[Saved entries]
--- --- ---

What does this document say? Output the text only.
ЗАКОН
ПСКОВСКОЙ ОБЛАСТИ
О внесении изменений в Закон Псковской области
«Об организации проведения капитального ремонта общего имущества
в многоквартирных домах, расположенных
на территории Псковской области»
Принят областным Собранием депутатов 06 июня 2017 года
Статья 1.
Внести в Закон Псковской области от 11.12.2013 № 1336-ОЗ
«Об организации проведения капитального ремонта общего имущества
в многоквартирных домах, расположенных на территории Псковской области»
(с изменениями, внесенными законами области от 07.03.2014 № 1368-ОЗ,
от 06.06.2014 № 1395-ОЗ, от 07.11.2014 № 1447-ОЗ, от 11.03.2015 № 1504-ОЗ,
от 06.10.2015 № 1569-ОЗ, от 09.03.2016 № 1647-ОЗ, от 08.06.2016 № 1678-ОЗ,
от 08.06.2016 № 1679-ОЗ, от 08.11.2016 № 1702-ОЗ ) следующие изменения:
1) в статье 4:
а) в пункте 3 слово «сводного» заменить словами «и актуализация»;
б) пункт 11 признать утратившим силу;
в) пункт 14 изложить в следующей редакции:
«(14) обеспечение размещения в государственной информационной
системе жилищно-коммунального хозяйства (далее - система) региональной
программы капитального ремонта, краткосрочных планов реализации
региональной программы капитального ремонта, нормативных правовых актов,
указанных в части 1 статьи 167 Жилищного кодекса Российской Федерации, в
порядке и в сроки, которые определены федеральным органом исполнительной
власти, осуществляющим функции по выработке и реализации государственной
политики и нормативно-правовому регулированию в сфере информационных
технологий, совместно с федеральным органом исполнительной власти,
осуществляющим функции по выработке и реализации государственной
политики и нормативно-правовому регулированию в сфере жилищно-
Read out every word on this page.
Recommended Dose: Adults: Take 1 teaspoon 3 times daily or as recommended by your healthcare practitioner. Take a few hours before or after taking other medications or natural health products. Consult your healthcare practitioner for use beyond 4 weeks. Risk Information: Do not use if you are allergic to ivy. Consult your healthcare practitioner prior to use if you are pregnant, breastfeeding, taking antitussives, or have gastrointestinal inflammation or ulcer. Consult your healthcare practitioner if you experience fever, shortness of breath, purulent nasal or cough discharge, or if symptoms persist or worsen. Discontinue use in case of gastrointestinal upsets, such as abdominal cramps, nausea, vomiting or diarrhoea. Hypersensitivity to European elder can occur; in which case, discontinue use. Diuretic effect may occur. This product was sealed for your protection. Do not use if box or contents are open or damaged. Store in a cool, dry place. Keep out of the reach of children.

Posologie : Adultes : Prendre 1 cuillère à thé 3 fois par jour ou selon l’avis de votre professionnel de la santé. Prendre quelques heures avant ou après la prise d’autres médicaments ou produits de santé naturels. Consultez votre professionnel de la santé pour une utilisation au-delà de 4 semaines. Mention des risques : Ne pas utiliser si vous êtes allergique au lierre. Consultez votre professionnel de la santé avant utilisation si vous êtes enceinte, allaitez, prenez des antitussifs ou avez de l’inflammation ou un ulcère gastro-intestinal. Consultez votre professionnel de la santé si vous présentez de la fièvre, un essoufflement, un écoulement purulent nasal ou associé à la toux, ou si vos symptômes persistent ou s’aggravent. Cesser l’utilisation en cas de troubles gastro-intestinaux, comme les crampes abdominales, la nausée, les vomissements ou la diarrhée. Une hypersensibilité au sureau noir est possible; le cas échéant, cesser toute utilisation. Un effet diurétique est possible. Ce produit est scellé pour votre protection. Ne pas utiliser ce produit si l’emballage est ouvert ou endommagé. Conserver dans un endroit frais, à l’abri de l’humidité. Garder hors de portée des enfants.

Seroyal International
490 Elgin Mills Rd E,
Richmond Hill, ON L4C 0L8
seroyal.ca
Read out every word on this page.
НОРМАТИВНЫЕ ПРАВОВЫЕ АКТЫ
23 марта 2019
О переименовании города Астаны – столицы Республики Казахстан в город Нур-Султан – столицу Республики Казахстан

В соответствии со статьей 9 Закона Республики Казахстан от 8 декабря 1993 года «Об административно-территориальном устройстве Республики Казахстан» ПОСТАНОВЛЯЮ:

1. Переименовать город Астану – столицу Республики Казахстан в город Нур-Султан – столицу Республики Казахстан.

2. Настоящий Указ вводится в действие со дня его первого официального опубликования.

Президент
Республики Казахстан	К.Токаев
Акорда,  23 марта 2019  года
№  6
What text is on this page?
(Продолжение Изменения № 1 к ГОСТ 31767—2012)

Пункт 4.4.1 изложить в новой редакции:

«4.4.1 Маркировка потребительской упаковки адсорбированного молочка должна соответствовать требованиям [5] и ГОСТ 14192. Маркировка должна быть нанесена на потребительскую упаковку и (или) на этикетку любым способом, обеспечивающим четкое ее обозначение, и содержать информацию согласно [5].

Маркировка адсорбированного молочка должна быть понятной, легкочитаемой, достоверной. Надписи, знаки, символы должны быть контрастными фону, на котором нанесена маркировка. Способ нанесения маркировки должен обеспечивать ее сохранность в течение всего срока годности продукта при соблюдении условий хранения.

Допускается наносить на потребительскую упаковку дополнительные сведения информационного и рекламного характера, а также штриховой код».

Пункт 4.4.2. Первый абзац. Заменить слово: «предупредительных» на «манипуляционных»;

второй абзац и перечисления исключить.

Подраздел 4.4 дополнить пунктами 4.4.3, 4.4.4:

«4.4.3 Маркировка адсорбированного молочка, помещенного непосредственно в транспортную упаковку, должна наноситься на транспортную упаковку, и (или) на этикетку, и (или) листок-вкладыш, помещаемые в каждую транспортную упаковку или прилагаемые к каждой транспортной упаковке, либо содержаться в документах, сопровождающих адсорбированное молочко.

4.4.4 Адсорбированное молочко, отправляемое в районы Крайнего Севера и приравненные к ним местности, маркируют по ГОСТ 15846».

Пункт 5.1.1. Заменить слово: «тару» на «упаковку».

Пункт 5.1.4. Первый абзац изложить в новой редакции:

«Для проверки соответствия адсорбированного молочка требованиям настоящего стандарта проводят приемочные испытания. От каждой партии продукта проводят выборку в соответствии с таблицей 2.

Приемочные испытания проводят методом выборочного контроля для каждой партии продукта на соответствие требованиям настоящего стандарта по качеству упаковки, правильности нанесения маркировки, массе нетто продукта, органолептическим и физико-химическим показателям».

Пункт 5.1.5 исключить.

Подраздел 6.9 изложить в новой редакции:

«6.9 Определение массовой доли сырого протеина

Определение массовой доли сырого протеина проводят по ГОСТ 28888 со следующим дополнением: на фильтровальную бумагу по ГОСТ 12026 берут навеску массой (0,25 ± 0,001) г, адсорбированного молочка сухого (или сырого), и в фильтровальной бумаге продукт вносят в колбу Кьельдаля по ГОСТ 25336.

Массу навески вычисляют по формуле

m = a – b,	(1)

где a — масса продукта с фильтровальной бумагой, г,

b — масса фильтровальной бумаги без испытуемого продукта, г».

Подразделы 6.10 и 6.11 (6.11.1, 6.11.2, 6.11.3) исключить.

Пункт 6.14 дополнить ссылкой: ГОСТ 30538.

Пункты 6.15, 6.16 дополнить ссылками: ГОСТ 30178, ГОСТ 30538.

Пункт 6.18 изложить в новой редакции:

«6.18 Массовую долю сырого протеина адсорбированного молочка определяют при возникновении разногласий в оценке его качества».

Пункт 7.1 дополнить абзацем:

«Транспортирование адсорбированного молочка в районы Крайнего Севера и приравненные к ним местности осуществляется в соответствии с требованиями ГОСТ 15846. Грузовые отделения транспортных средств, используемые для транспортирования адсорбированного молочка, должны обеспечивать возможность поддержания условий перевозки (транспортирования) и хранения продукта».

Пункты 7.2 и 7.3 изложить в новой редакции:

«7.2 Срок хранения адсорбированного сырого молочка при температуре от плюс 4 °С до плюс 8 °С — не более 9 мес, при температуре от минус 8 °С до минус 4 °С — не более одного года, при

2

--- --- ---

Look through the data and show every line containing "расположенных".

SOLVED EXERCISE:
в многоквартирных домах, расположенных
в многоквартирных домах, расположенных на территории Псковской области»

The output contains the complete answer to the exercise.